## Task prompt:
Omit all pictures. Copy the rest of the material exactly.

## Data shown:
------------------------------------------------------------

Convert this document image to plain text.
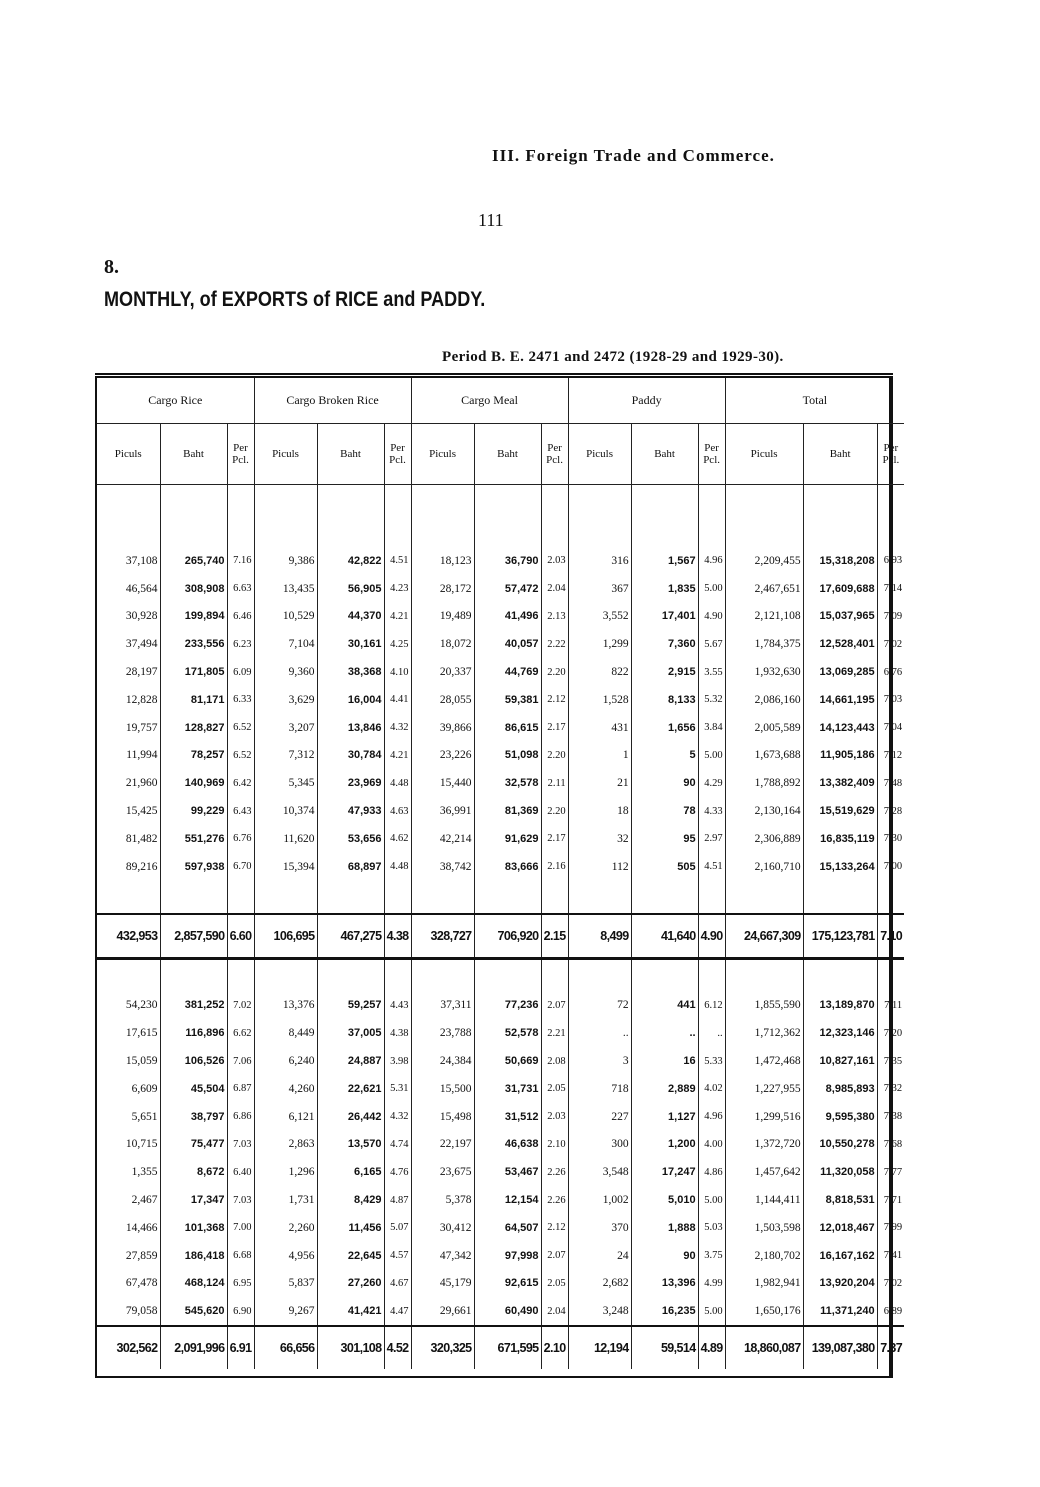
III. Foreign Trade and Commerce.
111
8.
MONTHLY, of EXPORTS of RICE and PADDY.
Period B. E. 2471 and 2472 (1928-29 and 1929-30).
Cargo Rice			Cargo Broken Rice			Cargo Meal			Paddy			Total		
Piculs	Baht	Per Pcl.	Piculs	Baht	Per Pcl.	Piculs	Baht	Per Pcl.	Piculs	Baht	Per Pcl.	Piculs	Baht	Per Pcl.

37,108	265,740	7.16	9,386	42,822	4.51	18,123	36,790	2.03	316	1,567	4.96	2,209,455	15,318,208	6.93
46,564	308,908	6.63	13,435	56,905	4.23	28,172	57,472	2.04	367	1,835	5.00	2,467,651	17,609,688	7.14
30,928	199,894	6.46	10,529	44,370	4.21	19,489	41,496	2.13	3,552	17,401	4.90	2,121,108	15,037,965	7.09
37,494	233,556	6.23	7,104	30,161	4.25	18,072	40,057	2.22	1,299	7,360	5.67	1,784,375	12,528,401	7.02
28,197	171,805	6.09	9,360	38,368	4.10	20,337	44,769	2.20	822	2,915	3.55	1,932,630	13,069,285	6.76
12,828	81,171	6.33	3,629	16,004	4.41	28,055	59,381	2.12	1,528	8,133	5.32	2,086,160	14,661,195	7.03
19,757	128,827	6.52	3,207	13,846	4.32	39,866	86,615	2.17	431	1,656	3.84	2,005,589	14,123,443	7.04
11,994	78,257	6.52	7,312	30,784	4.21	23,226	51,098	2.20	1	5	5.00	1,673,688	11,905,186	7.12
21,960	140,969	6.42	5,345	23,969	4.48	15,440	32,578	2.11	21	90	4.29	1,788,892	13,382,409	7.48
15,425	99,229	6.43	10,374	47,933	4.63	36,991	81,369	2.20	18	78	4.33	2,130,164	15,519,629	7.28
81,482	551,276	6.76	11,620	53,656	4.62	42,214	91,629	2.17	32	95	2.97	2,306,889	16,835,119	7.30
89,216	597,938	6.70	15,394	68,897	4.48	38,742	83,666	2.16	112	505	4.51	2,160,710	15,133,264	7.00

432,953	2,857,590	6.60	106,695	467,275	4.38	328,727	706,920	2.15	8,499	41,640	4.90	24,667,309	175,123,781	7.10

54,230	381,252	7.02	13,376	59,257	4.43	37,311	77,236	2.07	72	441	6.12	1,855,590	13,189,870	7.11
17,615	116,896	6.62	8,449	37,005	4.38	23,788	52,578	2.21	..	..	..	1,712,362	12,323,146	7.20
15,059	106,526	7.06	6,240	24,887	3.98	24,384	50,669	2.08	3	16	5.33	1,472,468	10,827,161	7.35
6,609	45,504	6.87	4,260	22,621	5.31	15,500	31,731	2.05	718	2,889	4.02	1,227,955	8,985,893	7.32
5,651	38,797	6.86	6,121	26,442	4.32	15,498	31,512	2.03	227	1,127	4.96	1,299,516	9,595,380	7.38
10,715	75,477	7.03	2,863	13,570	4.74	22,197	46,638	2.10	300	1,200	4.00	1,372,720	10,550,278	7.68
1,355	8,672	6.40	1,296	6,165	4.76	23,675	53,467	2.26	3,548	17,247	4.86	1,457,642	11,320,058	7.77
2,467	17,347	7.03	1,731	8,429	4.87	5,378	12,154	2.26	1,002	5,010	5.00	1,144,411	8,818,531	7.71
14,466	101,368	7.00	2,260	11,456	5.07	30,412	64,507	2.12	370	1,888	5.03	1,503,598	12,018,467	7.99
27,859	186,418	6.68	4,956	22,645	4.57	47,342	97,998	2.07	24	90	3.75	2,180,702	16,167,162	7.41
67,478	468,124	6.95	5,837	27,260	4.67	45,179	92,615	2.05	2,682	13,396	4.99	1,982,941	13,920,204	7.02
79,058	545,620	6.90	9,267	41,421	4.47	29,661	60,490	2.04	3,248	16,235	5.00	1,650,176	11,371,240	6.89
302,562	2,091,996	6.91	66,656	301,108	4.52	320,325	671,595	2.10	12,194	59,514	4.89	18,860,087	139,087,380	7.37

------------------------------------------------------------

## Task answer:
Convert this document image to plain text.
III. Foreign Trade and Commerce.
111
8.
MONTHLY, of EXPORTS of RICE and PADDY.
Period B. E. 2471 and 2472 (1928-29 and 1929-30).
Cargo Rice			Cargo Broken Rice			Cargo Meal			Paddy			Total		
Piculs	Baht	Per Pcl.	Piculs	Baht	Per Pcl.	Piculs	Baht	Per Pcl.	Piculs	Baht	Per Pcl.	Piculs	Baht	Per Pcl.

37,108	265,740	7.16	9,386	42,822	4.51	18,123	36,790	2.03	316	1,567	4.96	2,209,455	15,318,208	6.93
46,564	308,908	6.63	13,435	56,905	4.23	28,172	57,472	2.04	367	1,835	5.00	2,467,651	17,609,688	7.14
30,928	199,894	6.46	10,529	44,370	4.21	19,489	41,496	2.13	3,552	17,401	4.90	2,121,108	15,037,965	7.09
37,494	233,556	6.23	7,104	30,161	4.25	18,072	40,057	2.22	1,299	7,360	5.67	1,784,375	12,528,401	7.02
28,197	171,805	6.09	9,360	38,368	4.10	20,337	44,769	2.20	822	2,915	3.55	1,932,630	13,069,285	6.76
12,828	81,171	6.33	3,629	16,004	4.41	28,055	59,381	2.12	1,528	8,133	5.32	2,086,160	14,661,195	7.03
19,757	128,827	6.52	3,207	13,846	4.32	39,866	86,615	2.17	431	1,656	3.84	2,005,589	14,123,443	7.04
11,994	78,257	6.52	7,312	30,784	4.21	23,226	51,098	2.20	1	5	5.00	1,673,688	11,905,186	7.12
21,960	140,969	6.42	5,345	23,969	4.48	15,440	32,578	2.11	21	90	4.29	1,788,892	13,382,409	7.48
15,425	99,229	6.43	10,374	47,933	4.63	36,991	81,369	2.20	18	78	4.33	2,130,164	15,519,629	7.28
81,482	551,276	6.76	11,620	53,656	4.62	42,214	91,629	2.17	32	95	2.97	2,306,889	16,835,119	7.30
89,216	597,938	6.70	15,394	68,897	4.48	38,742	83,666	2.16	112	505	4.51	2,160,710	15,133,264	7.00

432,953	2,857,590	6.60	106,695	467,275	4.38	328,727	706,920	2.15	8,499	41,640	4.90	24,667,309	175,123,781	7.10

54,230	381,252	7.02	13,376	59,257	4.43	37,311	77,236	2.07	72	441	6.12	1,855,590	13,189,870	7.11
17,615	116,896	6.62	8,449	37,005	4.38	23,788	52,578	2.21	..	..	..	1,712,362	12,323,146	7.20
15,059	106,526	7.06	6,240	24,887	3.98	24,384	50,669	2.08	3	16	5.33	1,472,468	10,827,161	7.35
6,609	45,504	6.87	4,260	22,621	5.31	15,500	31,731	2.05	718	2,889	4.02	1,227,955	8,985,893	7.32
5,651	38,797	6.86	6,121	26,442	4.32	15,498	31,512	2.03	227	1,127	4.96	1,299,516	9,595,380	7.38
10,715	75,477	7.03	2,863	13,570	4.74	22,197	46,638	2.10	300	1,200	4.00	1,372,720	10,550,278	7.68
1,355	8,672	6.40	1,296	6,165	4.76	23,675	53,467	2.26	3,548	17,247	4.86	1,457,642	11,320,058	7.77
2,467	17,347	7.03	1,731	8,429	4.87	5,378	12,154	2.26	1,002	5,010	5.00	1,144,411	8,818,531	7.71
14,466	101,368	7.00	2,260	11,456	5.07	30,412	64,507	2.12	370	1,888	5.03	1,503,598	12,018,467	7.99
27,859	186,418	6.68	4,956	22,645	4.57	47,342	97,998	2.07	24	90	3.75	2,180,702	16,167,162	7.41
67,478	468,124	6.95	5,837	27,260	4.67	45,179	92,615	2.05	2,682	13,396	4.99	1,982,941	13,920,204	7.02
79,058	545,620	6.90	9,267	41,421	4.47	29,661	60,490	2.04	3,248	16,235	5.00	1,650,176	11,371,240	6.89
302,562	2,091,996	6.91	66,656	301,108	4.52	320,325	671,595	2.10	12,194	59,514	4.89	18,860,087	139,087,380	7.37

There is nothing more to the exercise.